▸ **GOAL OF THE EXERCISE**
Exact reproduction is required for all entries.

(Data excerpts)
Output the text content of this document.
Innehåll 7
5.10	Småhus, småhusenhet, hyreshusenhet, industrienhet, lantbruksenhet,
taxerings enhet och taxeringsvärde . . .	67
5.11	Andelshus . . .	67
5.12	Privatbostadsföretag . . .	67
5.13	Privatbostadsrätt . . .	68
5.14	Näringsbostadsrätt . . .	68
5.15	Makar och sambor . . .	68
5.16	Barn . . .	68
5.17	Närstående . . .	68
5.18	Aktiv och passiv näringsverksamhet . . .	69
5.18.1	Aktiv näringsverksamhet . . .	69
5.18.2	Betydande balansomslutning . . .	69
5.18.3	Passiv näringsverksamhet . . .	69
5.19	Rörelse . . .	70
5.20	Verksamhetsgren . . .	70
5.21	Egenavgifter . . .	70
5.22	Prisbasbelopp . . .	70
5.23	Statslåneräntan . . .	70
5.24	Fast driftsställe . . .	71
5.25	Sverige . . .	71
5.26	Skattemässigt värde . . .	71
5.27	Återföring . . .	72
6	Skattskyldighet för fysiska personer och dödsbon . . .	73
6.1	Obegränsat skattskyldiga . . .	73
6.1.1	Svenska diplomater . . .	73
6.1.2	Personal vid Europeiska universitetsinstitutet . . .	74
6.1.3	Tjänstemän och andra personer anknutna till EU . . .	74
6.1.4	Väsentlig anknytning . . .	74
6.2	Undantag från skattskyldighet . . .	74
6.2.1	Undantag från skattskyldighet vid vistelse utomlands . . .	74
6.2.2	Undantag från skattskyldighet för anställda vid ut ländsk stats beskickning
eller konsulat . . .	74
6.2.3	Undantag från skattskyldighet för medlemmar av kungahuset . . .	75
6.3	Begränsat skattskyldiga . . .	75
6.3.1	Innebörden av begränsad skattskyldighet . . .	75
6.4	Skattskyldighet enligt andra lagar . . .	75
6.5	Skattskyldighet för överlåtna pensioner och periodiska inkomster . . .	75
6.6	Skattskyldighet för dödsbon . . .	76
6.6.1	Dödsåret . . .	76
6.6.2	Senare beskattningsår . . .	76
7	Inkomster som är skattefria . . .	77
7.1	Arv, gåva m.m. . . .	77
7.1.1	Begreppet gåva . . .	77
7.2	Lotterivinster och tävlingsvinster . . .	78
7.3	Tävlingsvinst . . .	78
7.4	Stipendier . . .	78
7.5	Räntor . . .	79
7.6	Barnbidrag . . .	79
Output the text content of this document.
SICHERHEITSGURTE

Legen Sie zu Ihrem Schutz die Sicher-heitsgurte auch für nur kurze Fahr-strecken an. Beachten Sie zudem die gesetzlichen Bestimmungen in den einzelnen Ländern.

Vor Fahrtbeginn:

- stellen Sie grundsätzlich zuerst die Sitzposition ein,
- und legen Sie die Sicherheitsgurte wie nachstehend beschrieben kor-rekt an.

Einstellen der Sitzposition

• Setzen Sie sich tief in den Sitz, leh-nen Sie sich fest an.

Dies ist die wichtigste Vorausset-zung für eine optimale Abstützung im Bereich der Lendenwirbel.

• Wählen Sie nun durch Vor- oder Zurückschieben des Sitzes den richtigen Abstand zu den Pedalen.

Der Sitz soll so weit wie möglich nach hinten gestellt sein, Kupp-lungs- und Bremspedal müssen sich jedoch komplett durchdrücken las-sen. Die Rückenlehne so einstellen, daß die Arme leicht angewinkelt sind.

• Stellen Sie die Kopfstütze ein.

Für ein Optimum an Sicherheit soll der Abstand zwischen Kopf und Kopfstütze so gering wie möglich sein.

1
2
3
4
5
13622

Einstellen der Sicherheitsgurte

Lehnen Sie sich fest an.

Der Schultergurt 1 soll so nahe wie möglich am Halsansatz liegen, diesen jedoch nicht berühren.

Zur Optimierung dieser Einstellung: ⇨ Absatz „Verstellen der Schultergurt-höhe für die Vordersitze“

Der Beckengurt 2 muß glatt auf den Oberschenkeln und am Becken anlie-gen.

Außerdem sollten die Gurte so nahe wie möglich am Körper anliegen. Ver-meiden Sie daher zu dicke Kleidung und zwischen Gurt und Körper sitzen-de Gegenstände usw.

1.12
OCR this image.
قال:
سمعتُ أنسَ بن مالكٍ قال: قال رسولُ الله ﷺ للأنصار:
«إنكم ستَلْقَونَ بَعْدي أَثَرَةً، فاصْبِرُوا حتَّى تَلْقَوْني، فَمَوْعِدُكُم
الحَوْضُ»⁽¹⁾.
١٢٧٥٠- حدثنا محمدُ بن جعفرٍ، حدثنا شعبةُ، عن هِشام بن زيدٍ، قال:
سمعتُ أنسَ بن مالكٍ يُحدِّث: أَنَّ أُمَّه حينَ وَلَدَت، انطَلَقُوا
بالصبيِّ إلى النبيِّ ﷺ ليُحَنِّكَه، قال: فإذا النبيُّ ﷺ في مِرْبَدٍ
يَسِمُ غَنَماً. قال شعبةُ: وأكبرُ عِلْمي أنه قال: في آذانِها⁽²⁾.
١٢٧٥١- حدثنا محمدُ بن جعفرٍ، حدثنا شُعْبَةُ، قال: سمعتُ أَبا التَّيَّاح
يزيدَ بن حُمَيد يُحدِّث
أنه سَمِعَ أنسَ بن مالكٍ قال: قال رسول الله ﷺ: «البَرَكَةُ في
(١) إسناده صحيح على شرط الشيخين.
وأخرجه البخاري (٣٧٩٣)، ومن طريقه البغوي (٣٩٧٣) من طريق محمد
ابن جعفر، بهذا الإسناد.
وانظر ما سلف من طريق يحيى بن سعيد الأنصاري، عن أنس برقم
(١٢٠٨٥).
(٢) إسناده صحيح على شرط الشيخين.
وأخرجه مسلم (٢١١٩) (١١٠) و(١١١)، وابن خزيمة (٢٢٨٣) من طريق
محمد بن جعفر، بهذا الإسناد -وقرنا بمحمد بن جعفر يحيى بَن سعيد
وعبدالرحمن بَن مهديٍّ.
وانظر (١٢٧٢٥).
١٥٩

▸ **ANSWER TO THE TASK**
Output the text content of this document.
Innehåll 7
5.10	Småhus, småhusenhet, hyreshusenhet, industrienhet, lantbruksenhet,
taxerings enhet och taxeringsvärde . . .	67
5.11	Andelshus . . .	67
5.12	Privatbostadsföretag . . .	67
5.13	Privatbostadsrätt . . .	68
5.14	Näringsbostadsrätt . . .	68
5.15	Makar och sambor . . .	68
5.16	Barn . . .	68
5.17	Närstående . . .	68
5.18	Aktiv och passiv näringsverksamhet . . .	69
5.18.1	Aktiv näringsverksamhet . . .	69
5.18.2	Betydande balansomslutning . . .	69
5.18.3	Passiv näringsverksamhet . . .	69
5.19	Rörelse . . .	70
5.20	Verksamhetsgren . . .	70
5.21	Egenavgifter . . .	70
5.22	Prisbasbelopp . . .	70
5.23	Statslåneräntan . . .	70
5.24	Fast driftsställe . . .	71
5.25	Sverige . . .	71
5.26	Skattemässigt värde . . .	71
5.27	Återföring . . .	72
6	Skattskyldighet för fysiska personer och dödsbon . . .	73
6.1	Obegränsat skattskyldiga . . .	73
6.1.1	Svenska diplomater . . .	73
6.1.2	Personal vid Europeiska universitetsinstitutet . . .	74
6.1.3	Tjänstemän och andra personer anknutna till EU . . .	74
6.1.4	Väsentlig anknytning . . .	74
6.2	Undantag från skattskyldighet . . .	74
6.2.1	Undantag från skattskyldighet vid vistelse utomlands . . .	74
6.2.2	Undantag från skattskyldighet för anställda vid ut ländsk stats beskickning
eller konsulat . . .	74
6.2.3	Undantag från skattskyldighet för medlemmar av kungahuset . . .	75
6.3	Begränsat skattskyldiga . . .	75
6.3.1	Innebörden av begränsad skattskyldighet . . .	75
6.4	Skattskyldighet enligt andra lagar . . .	75
6.5	Skattskyldighet för överlåtna pensioner och periodiska inkomster . . .	75
6.6	Skattskyldighet för dödsbon . . .	76
6.6.1	Dödsåret . . .	76
6.6.2	Senare beskattningsår . . .	76
7	Inkomster som är skattefria . . .	77
7.1	Arv, gåva m.m. . . .	77
7.1.1	Begreppet gåva . . .	77
7.2	Lotterivinster och tävlingsvinster . . .	78
7.3	Tävlingsvinst . . .	78
7.4	Stipendier . . .	78
7.5	Räntor . . .	79
7.6	Barnbidrag . . .	79
Output the text content of this document.
SICHERHEITSGURTE

Legen Sie zu Ihrem Schutz die Sicher-heitsgurte auch für nur kurze Fahr-strecken an. Beachten Sie zudem die gesetzlichen Bestimmungen in den einzelnen Ländern.

Vor Fahrtbeginn:

- stellen Sie grundsätzlich zuerst die Sitzposition ein,
- und legen Sie die Sicherheitsgurte wie nachstehend beschrieben kor-rekt an.

Einstellen der Sitzposition

• Setzen Sie sich tief in den Sitz, leh-nen Sie sich fest an.

Dies ist die wichtigste Vorausset-zung für eine optimale Abstützung im Bereich der Lendenwirbel.

• Wählen Sie nun durch Vor- oder Zurückschieben des Sitzes den richtigen Abstand zu den Pedalen.

Der Sitz soll so weit wie möglich nach hinten gestellt sein, Kupp-lungs- und Bremspedal müssen sich jedoch komplett durchdrücken las-sen. Die Rückenlehne so einstellen, daß die Arme leicht angewinkelt sind.

• Stellen Sie die Kopfstütze ein.

Für ein Optimum an Sicherheit soll der Abstand zwischen Kopf und Kopfstütze so gering wie möglich sein.

1
2
3
4
5
13622

Einstellen der Sicherheitsgurte

Lehnen Sie sich fest an.

Der Schultergurt 1 soll so nahe wie möglich am Halsansatz liegen, diesen jedoch nicht berühren.

Zur Optimierung dieser Einstellung: ⇨ Absatz „Verstellen der Schultergurt-höhe für die Vordersitze“

Der Beckengurt 2 muß glatt auf den Oberschenkeln und am Becken anlie-gen.

Außerdem sollten die Gurte so nahe wie möglich am Körper anliegen. Ver-meiden Sie daher zu dicke Kleidung und zwischen Gurt und Körper sitzen-de Gegenstände usw.

1.12
OCR this image.
قال:
سمعتُ أنسَ بن مالكٍ قال: قال رسولُ الله ﷺ للأنصار:
«إنكم ستَلْقَونَ بَعْدي أَثَرَةً، فاصْبِرُوا حتَّى تَلْقَوْني، فَمَوْعِدُكُم
الحَوْضُ»⁽¹⁾.
١٢٧٥٠- حدثنا محمدُ بن جعفرٍ، حدثنا شعبةُ، عن هِشام بن زيدٍ، قال:
سمعتُ أنسَ بن مالكٍ يُحدِّث: أَنَّ أُمَّه حينَ وَلَدَت، انطَلَقُوا
بالصبيِّ إلى النبيِّ ﷺ ليُحَنِّكَه، قال: فإذا النبيُّ ﷺ في مِرْبَدٍ
يَسِمُ غَنَماً. قال شعبةُ: وأكبرُ عِلْمي أنه قال: في آذانِها⁽²⁾.
١٢٧٥١- حدثنا محمدُ بن جعفرٍ، حدثنا شُعْبَةُ، قال: سمعتُ أَبا التَّيَّاح
يزيدَ بن حُمَيد يُحدِّث
أنه سَمِعَ أنسَ بن مالكٍ قال: قال رسول الله ﷺ: «البَرَكَةُ في
(١) إسناده صحيح على شرط الشيخين.
وأخرجه البخاري (٣٧٩٣)، ومن طريقه البغوي (٣٩٧٣) من طريق محمد
ابن جعفر، بهذا الإسناد.
وانظر ما سلف من طريق يحيى بن سعيد الأنصاري، عن أنس برقم
(١٢٠٨٥).
(٢) إسناده صحيح على شرط الشيخين.
وأخرجه مسلم (٢١١٩) (١١٠) و(١١١)، وابن خزيمة (٢٢٨٣) من طريق
محمد بن جعفر، بهذا الإسناد -وقرنا بمحمد بن جعفر يحيى بَن سعيد
وعبدالرحمن بَن مهديٍّ.
وانظر (١٢٧٢٥).
١٥٩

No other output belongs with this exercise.